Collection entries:
···

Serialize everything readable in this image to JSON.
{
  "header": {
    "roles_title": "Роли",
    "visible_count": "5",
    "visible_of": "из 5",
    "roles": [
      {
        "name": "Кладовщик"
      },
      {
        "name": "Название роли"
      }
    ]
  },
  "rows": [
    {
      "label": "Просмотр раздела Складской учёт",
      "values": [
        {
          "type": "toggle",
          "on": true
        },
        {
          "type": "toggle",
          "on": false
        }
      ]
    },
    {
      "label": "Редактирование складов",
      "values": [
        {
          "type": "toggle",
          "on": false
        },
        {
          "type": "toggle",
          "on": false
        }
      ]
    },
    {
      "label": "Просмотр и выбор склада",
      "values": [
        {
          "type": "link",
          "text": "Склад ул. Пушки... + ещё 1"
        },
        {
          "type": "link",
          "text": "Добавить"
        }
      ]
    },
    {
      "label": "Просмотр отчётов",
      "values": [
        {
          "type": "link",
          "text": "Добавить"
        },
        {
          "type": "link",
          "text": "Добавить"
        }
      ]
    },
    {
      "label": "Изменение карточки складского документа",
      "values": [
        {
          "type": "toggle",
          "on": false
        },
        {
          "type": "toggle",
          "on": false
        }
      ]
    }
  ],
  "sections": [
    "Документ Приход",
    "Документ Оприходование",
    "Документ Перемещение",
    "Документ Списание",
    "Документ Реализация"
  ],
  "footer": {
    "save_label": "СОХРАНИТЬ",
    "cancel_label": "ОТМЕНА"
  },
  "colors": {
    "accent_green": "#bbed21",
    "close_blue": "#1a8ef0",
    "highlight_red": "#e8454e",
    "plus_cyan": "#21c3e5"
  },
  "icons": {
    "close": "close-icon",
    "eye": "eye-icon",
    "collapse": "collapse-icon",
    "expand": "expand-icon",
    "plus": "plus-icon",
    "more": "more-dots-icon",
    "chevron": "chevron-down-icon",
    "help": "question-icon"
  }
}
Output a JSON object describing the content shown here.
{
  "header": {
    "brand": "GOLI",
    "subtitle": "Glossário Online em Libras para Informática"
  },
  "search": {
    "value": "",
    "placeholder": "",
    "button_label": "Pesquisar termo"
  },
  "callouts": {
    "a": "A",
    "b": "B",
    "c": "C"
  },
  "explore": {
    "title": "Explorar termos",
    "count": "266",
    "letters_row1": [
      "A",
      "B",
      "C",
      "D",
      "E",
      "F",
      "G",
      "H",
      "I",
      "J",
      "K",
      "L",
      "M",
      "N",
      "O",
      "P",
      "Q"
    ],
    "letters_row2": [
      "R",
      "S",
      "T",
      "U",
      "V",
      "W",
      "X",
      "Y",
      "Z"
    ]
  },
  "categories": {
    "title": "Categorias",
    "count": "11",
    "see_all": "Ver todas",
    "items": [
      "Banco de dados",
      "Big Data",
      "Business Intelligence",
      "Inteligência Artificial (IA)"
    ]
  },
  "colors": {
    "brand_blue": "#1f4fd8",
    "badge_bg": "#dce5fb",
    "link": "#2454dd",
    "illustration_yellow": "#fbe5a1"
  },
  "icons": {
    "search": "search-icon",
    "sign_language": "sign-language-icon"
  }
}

···

PROBLEM:
All of the entries need to be reproduced exactly; please write them out.

WORKED SOLUTION:
Serialize everything readable in this image to JSON.
{
  "header": {
    "roles_title": "Роли",
    "visible_count": "5",
    "visible_of": "из 5",
    "roles": [
      {
        "name": "Кладовщик"
      },
      {
        "name": "Название роли"
      }
    ]
  },
  "rows": [
    {
      "label": "Просмотр раздела Складской учёт",
      "values": [
        {
          "type": "toggle",
          "on": true
        },
        {
          "type": "toggle",
          "on": false
        }
      ]
    },
    {
      "label": "Редактирование складов",
      "values": [
        {
          "type": "toggle",
          "on": false
        },
        {
          "type": "toggle",
          "on": false
        }
      ]
    },
    {
      "label": "Просмотр и выбор склада",
      "values": [
        {
          "type": "link",
          "text": "Склад ул. Пушки... + ещё 1"
        },
        {
          "type": "link",
          "text": "Добавить"
        }
      ]
    },
    {
      "label": "Просмотр отчётов",
      "values": [
        {
          "type": "link",
          "text": "Добавить"
        },
        {
          "type": "link",
          "text": "Добавить"
        }
      ]
    },
    {
      "label": "Изменение карточки складского документа",
      "values": [
        {
          "type": "toggle",
          "on": false
        },
        {
          "type": "toggle",
          "on": false
        }
      ]
    }
  ],
  "sections": [
    "Документ Приход",
    "Документ Оприходование",
    "Документ Перемещение",
    "Документ Списание",
    "Документ Реализация"
  ],
  "footer": {
    "save_label": "СОХРАНИТЬ",
    "cancel_label": "ОТМЕНА"
  },
  "colors": {
    "accent_green": "#bbed21",
    "close_blue": "#1a8ef0",
    "highlight_red": "#e8454e",
    "plus_cyan": "#21c3e5"
  },
  "icons": {
    "close": "close-icon",
    "eye": "eye-icon",
    "collapse": "collapse-icon",
    "expand": "expand-icon",
    "plus": "plus-icon",
    "more": "more-dots-icon",
    "chevron": "chevron-down-icon",
    "help": "question-icon"
  }
}
Output a JSON object describing the content shown here.
{
  "header": {
    "brand": "GOLI",
    "subtitle": "Glossário Online em Libras para Informática"
  },
  "search": {
    "value": "",
    "placeholder": "",
    "button_label": "Pesquisar termo"
  },
  "callouts": {
    "a": "A",
    "b": "B",
    "c": "C"
  },
  "explore": {
    "title": "Explorar termos",
    "count": "266",
    "letters_row1": [
      "A",
      "B",
      "C",
      "D",
      "E",
      "F",
      "G",
      "H",
      "I",
      "J",
      "K",
      "L",
      "M",
      "N",
      "O",
      "P",
      "Q"
    ],
    "letters_row2": [
      "R",
      "S",
      "T",
      "U",
      "V",
      "W",
      "X",
      "Y",
      "Z"
    ]
  },
  "categories": {
    "title": "Categorias",
    "count": "11",
    "see_all": "Ver todas",
    "items": [
      "Banco de dados",
      "Big Data",
      "Business Intelligence",
      "Inteligência Artificial (IA)"
    ]
  },
  "colors": {
    "brand_blue": "#1f4fd8",
    "badge_bg": "#dce5fb",
    "link": "#2454dd",
    "illustration_yellow": "#fbe5a1"
  },
  "icons": {
    "search": "search-icon",
    "sign_language": "sign-language-icon"
  }
}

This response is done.